▶ Your objective
Each line should be copied exactly.

Collected data entries

· · · · · · ·

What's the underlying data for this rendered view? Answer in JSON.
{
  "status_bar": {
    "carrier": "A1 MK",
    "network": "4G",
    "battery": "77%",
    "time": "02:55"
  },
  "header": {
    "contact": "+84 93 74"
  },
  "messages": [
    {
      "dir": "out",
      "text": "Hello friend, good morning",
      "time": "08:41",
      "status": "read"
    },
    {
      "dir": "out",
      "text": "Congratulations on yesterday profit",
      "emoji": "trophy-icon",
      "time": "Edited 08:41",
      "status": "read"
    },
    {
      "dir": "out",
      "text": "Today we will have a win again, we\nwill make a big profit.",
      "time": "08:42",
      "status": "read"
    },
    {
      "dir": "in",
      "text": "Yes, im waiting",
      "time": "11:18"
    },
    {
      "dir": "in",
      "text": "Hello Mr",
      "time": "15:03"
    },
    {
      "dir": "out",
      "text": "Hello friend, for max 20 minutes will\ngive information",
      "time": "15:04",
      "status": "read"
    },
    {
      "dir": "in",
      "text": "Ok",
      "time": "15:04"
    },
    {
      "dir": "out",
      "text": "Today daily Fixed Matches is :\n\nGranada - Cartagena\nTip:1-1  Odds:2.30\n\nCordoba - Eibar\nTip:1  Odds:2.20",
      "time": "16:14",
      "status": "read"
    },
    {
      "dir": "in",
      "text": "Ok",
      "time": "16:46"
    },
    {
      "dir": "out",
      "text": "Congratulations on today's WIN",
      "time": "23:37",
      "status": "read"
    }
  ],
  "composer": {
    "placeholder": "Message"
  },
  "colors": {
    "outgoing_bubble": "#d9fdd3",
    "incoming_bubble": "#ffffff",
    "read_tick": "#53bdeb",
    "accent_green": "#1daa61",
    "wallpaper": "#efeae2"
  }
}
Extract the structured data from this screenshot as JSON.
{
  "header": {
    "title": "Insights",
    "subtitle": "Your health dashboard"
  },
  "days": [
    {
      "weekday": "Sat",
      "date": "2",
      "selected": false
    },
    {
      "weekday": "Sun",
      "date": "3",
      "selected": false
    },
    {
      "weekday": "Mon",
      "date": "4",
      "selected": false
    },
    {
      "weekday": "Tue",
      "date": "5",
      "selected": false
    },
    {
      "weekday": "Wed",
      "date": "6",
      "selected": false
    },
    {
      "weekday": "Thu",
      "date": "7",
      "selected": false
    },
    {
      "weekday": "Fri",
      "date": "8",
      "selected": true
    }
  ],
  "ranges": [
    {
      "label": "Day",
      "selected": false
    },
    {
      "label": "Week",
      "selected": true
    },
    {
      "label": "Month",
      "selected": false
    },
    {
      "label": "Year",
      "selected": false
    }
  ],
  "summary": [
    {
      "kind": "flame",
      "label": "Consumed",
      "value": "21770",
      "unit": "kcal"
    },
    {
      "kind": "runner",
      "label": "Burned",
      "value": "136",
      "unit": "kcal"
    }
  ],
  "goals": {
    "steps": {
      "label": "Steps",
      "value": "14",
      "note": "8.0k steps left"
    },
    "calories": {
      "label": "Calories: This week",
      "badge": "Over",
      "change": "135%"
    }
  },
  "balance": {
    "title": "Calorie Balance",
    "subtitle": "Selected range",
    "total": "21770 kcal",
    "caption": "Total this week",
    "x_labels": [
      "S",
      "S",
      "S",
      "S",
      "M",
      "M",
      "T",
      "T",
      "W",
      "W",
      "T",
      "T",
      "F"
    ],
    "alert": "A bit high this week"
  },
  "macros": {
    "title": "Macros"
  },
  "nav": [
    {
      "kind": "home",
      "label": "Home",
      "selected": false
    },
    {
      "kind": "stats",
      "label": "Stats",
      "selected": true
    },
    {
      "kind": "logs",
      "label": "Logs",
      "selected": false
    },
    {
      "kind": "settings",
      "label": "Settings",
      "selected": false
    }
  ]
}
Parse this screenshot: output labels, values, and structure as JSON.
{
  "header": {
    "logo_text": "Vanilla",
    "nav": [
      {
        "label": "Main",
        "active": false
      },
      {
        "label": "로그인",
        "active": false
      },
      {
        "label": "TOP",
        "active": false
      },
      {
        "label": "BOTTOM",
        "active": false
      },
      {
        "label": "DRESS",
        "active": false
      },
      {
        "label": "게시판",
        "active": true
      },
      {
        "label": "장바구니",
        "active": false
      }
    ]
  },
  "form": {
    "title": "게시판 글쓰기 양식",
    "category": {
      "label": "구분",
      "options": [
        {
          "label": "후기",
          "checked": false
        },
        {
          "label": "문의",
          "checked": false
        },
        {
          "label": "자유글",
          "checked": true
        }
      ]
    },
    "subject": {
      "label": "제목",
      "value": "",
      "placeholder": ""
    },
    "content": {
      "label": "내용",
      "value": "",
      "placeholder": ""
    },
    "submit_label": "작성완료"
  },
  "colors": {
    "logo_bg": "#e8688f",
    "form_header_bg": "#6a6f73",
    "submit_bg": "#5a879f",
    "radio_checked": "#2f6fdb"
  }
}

· · · · · · ·

▶ Task answer
What's the underlying data for this rendered view? Answer in JSON.
{
  "status_bar": {
    "carrier": "A1 MK",
    "network": "4G",
    "battery": "77%",
    "time": "02:55"
  },
  "header": {
    "contact": "+84 93 74"
  },
  "messages": [
    {
      "dir": "out",
      "text": "Hello friend, good morning",
      "time": "08:41",
      "status": "read"
    },
    {
      "dir": "out",
      "text": "Congratulations on yesterday profit",
      "emoji": "trophy-icon",
      "time": "Edited 08:41",
      "status": "read"
    },
    {
      "dir": "out",
      "text": "Today we will have a win again, we\nwill make a big profit.",
      "time": "08:42",
      "status": "read"
    },
    {
      "dir": "in",
      "text": "Yes, im waiting",
      "time": "11:18"
    },
    {
      "dir": "in",
      "text": "Hello Mr",
      "time": "15:03"
    },
    {
      "dir": "out",
      "text": "Hello friend, for max 20 minutes will\ngive information",
      "time": "15:04",
      "status": "read"
    },
    {
      "dir": "in",
      "text": "Ok",
      "time": "15:04"
    },
    {
      "dir": "out",
      "text": "Today daily Fixed Matches is :\n\nGranada - Cartagena\nTip:1-1  Odds:2.30\n\nCordoba - Eibar\nTip:1  Odds:2.20",
      "time": "16:14",
      "status": "read"
    },
    {
      "dir": "in",
      "text": "Ok",
      "time": "16:46"
    },
    {
      "dir": "out",
      "text": "Congratulations on today's WIN",
      "time": "23:37",
      "status": "read"
    }
  ],
  "composer": {
    "placeholder": "Message"
  },
  "colors": {
    "outgoing_bubble": "#d9fdd3",
    "incoming_bubble": "#ffffff",
    "read_tick": "#53bdeb",
    "accent_green": "#1daa61",
    "wallpaper": "#efeae2"
  }
}
Extract the structured data from this screenshot as JSON.
{
  "header": {
    "title": "Insights",
    "subtitle": "Your health dashboard"
  },
  "days": [
    {
      "weekday": "Sat",
      "date": "2",
      "selected": false
    },
    {
      "weekday": "Sun",
      "date": "3",
      "selected": false
    },
    {
      "weekday": "Mon",
      "date": "4",
      "selected": false
    },
    {
      "weekday": "Tue",
      "date": "5",
      "selected": false
    },
    {
      "weekday": "Wed",
      "date": "6",
      "selected": false
    },
    {
      "weekday": "Thu",
      "date": "7",
      "selected": false
    },
    {
      "weekday": "Fri",
      "date": "8",
      "selected": true
    }
  ],
  "ranges": [
    {
      "label": "Day",
      "selected": false
    },
    {
      "label": "Week",
      "selected": true
    },
    {
      "label": "Month",
      "selected": false
    },
    {
      "label": "Year",
      "selected": false
    }
  ],
  "summary": [
    {
      "kind": "flame",
      "label": "Consumed",
      "value": "21770",
      "unit": "kcal"
    },
    {
      "kind": "runner",
      "label": "Burned",
      "value": "136",
      "unit": "kcal"
    }
  ],
  "goals": {
    "steps": {
      "label": "Steps",
      "value": "14",
      "note": "8.0k steps left"
    },
    "calories": {
      "label": "Calories: This week",
      "badge": "Over",
      "change": "135%"
    }
  },
  "balance": {
    "title": "Calorie Balance",
    "subtitle": "Selected range",
    "total": "21770 kcal",
    "caption": "Total this week",
    "x_labels": [
      "S",
      "S",
      "S",
      "S",
      "M",
      "M",
      "T",
      "T",
      "W",
      "W",
      "T",
      "T",
      "F"
    ],
    "alert": "A bit high this week"
  },
  "macros": {
    "title": "Macros"
  },
  "nav": [
    {
      "kind": "home",
      "label": "Home",
      "selected": false
    },
    {
      "kind": "stats",
      "label": "Stats",
      "selected": true
    },
    {
      "kind": "logs",
      "label": "Logs",
      "selected": false
    },
    {
      "kind": "settings",
      "label": "Settings",
      "selected": false
    }
  ]
}
Parse this screenshot: output labels, values, and structure as JSON.
{
  "header": {
    "logo_text": "Vanilla",
    "nav": [
      {
        "label": "Main",
        "active": false
      },
      {
        "label": "로그인",
        "active": false
      },
      {
        "label": "TOP",
        "active": false
      },
      {
        "label": "BOTTOM",
        "active": false
      },
      {
        "label": "DRESS",
        "active": false
      },
      {
        "label": "게시판",
        "active": true
      },
      {
        "label": "장바구니",
        "active": false
      }
    ]
  },
  "form": {
    "title": "게시판 글쓰기 양식",
    "category": {
      "label": "구분",
      "options": [
        {
          "label": "후기",
          "checked": false
        },
        {
          "label": "문의",
          "checked": false
        },
        {
          "label": "자유글",
          "checked": true
        }
      ]
    },
    "subject": {
      "label": "제목",
      "value": "",
      "placeholder": ""
    },
    "content": {
      "label": "내용",
      "value": "",
      "placeholder": ""
    },
    "submit_label": "작성완료"
  },
  "colors": {
    "logo_bg": "#e8688f",
    "form_header_bg": "#6a6f73",
    "submit_bg": "#5a879f",
    "radio_checked": "#2f6fdb"
  }
}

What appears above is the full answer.